**TRY IT**
Restate all the data word for word and omit the pictures.

Collected data entries
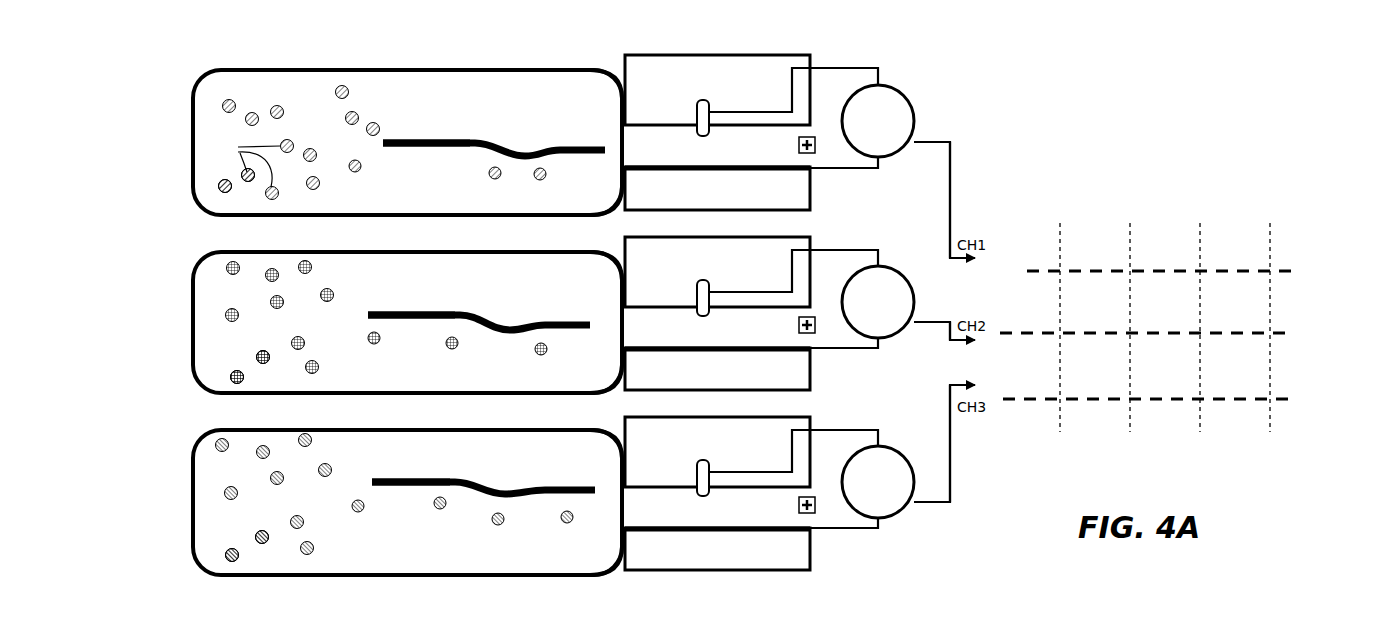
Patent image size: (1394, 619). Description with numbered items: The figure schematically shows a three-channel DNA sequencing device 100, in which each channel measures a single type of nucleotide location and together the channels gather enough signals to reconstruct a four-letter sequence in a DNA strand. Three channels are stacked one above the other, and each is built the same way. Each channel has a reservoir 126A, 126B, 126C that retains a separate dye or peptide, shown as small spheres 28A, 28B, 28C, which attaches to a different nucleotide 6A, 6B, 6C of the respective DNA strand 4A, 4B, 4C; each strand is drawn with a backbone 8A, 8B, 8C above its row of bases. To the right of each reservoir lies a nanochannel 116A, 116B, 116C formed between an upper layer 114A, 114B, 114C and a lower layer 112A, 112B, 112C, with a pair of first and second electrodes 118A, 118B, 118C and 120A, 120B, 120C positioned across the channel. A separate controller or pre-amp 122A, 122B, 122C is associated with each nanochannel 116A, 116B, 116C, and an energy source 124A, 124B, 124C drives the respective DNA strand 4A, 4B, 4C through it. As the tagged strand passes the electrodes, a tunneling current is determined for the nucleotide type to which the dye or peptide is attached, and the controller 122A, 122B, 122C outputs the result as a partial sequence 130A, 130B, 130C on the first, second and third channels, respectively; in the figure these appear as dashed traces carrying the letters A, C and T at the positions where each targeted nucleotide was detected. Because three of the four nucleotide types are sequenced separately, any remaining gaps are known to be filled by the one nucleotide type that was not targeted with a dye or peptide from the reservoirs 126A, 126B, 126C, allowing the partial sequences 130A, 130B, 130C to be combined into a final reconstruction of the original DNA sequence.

The DNA sequencing device 100 is at (941, 100).
The DNA strand 4A is at (508, 137).
The DNA strand 4B is at (490, 318).
The DNA strand 4C is at (500, 482).
The nucleotide 6A is at (430, 178).
The nucleotide 6B is at (414, 355).
The nucleotide 6C is at (414, 520).
The strand backbone 8A is at (440, 142).
The strand backbone 8B is at (415, 314).
The strand backbone 8C is at (415, 481).
The labeled nucleotides 28A is at (219, 187).
The labeled nucleotides 28B is at (231, 377).
The labeled nucleotides 28C is at (226, 556).
The first electrode 112A is at (717, 188).
The first electrode 112B is at (717, 369).
The first electrode 112C is at (717, 549).
The upper layer 114A is at (751, 90).
The upper layer 114B is at (751, 272).
The upper layer 114C is at (751, 452).
The nanochannel 116A is at (636, 148).
The nanochannel 116B is at (637, 330).
The nanochannel 116C is at (637, 510).
The first electrode 118A is at (697, 113).
The first electrode 118B is at (697, 294).
The first electrode 118C is at (697, 474).
The second electrode 120A is at (790, 165).
The second electrode 120B is at (790, 345).
The second electrode 120C is at (790, 525).
The controller or pre-amp 122A is at (892, 171).
The controller or pre-amp 122B is at (892, 307).
The controller or pre-amp 122C is at (892, 456).
The energy source 124A is at (816, 146).
The energy source 124B is at (816, 326).
The energy source 124C is at (816, 506).
The reservoir 126A is at (193, 152).
The reservoir 126B is at (193, 343).
The reservoir 126C is at (193, 536).
The partial sequence 130A is at (1279, 256).
The partial sequence 130B is at (1279, 319).
The partial sequence 130C is at (1279, 384).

**WRITTEN REPLY**
Patent image size: (1394, 619). Description with numbered items: The figure schematically shows a three-channel DNA sequencing device 100, in which each channel measures a single type of nucleotide location and together the channels gather enough signals to reconstruct a four-letter sequence in a DNA strand. Three channels are stacked one above the other, and each is built the same way. Each channel has a reservoir 126A, 126B, 126C that retains a separate dye or peptide, shown as small spheres 28A, 28B, 28C, which attaches to a different nucleotide 6A, 6B, 6C of the respective DNA strand 4A, 4B, 4C; each strand is drawn with a backbone 8A, 8B, 8C above its row of bases. To the right of each reservoir lies a nanochannel 116A, 116B, 116C formed between an upper layer 114A, 114B, 114C and a lower layer 112A, 112B, 112C, with a pair of first and second electrodes 118A, 118B, 118C and 120A, 120B, 120C positioned across the channel. A separate controller or pre-amp 122A, 122B, 122C is associated with each nanochannel 116A, 116B, 116C, and an energy source 124A, 124B, 124C drives the respective DNA strand 4A, 4B, 4C through it. As the tagged strand passes the electrodes, a tunneling current is determined for the nucleotide type to which the dye or peptide is attached, and the controller 122A, 122B, 122C outputs the result as a partial sequence 130A, 130B, 130C on the first, second and third channels, respectively; in the figure these appear as dashed traces carrying the letters A, C and T at the positions where each targeted nucleotide was detected. Because three of the four nucleotide types are sequenced separately, any remaining gaps are known to be filled by the one nucleotide type that was not targeted with a dye or peptide from the reservoirs 126A, 126B, 126C, allowing the partial sequences 130A, 130B, 130C to be combined into a final reconstruction of the original DNA sequence.

The DNA sequencing device 100 is at (941, 100).
The DNA strand 4A is at (508, 137).
The DNA strand 4B is at (490, 318).
The DNA strand 4C is at (500, 482).
The nucleotide 6A is at (430, 178).
The nucleotide 6B is at (414, 355).
The nucleotide 6C is at (414, 520).
The strand backbone 8A is at (440, 142).
The strand backbone 8B is at (415, 314).
The strand backbone 8C is at (415, 481).
The labeled nucleotides 28A is at (219, 187).
The labeled nucleotides 28B is at (231, 377).
The labeled nucleotides 28C is at (226, 556).
The first electrode 112A is at (717, 188).
The first electrode 112B is at (717, 369).
The first electrode 112C is at (717, 549).
The upper layer 114A is at (751, 90).
The upper layer 114B is at (751, 272).
The upper layer 114C is at (751, 452).
The nanochannel 116A is at (636, 148).
The nanochannel 116B is at (637, 330).
The nanochannel 116C is at (637, 510).
The first electrode 118A is at (697, 113).
The first electrode 118B is at (697, 294).
The first electrode 118C is at (697, 474).
The second electrode 120A is at (790, 165).
The second electrode 120B is at (790, 345).
The second electrode 120C is at (790, 525).
The controller or pre-amp 122A is at (892, 171).
The controller or pre-amp 122B is at (892, 307).
The controller or pre-amp 122C is at (892, 456).
The energy source 124A is at (816, 146).
The energy source 124B is at (816, 326).
The energy source 124C is at (816, 506).
The reservoir 126A is at (193, 152).
The reservoir 126B is at (193, 343).
The reservoir 126C is at (193, 536).
The partial sequence 130A is at (1279, 256).
The partial sequence 130B is at (1279, 319).
The partial sequence 130C is at (1279, 384).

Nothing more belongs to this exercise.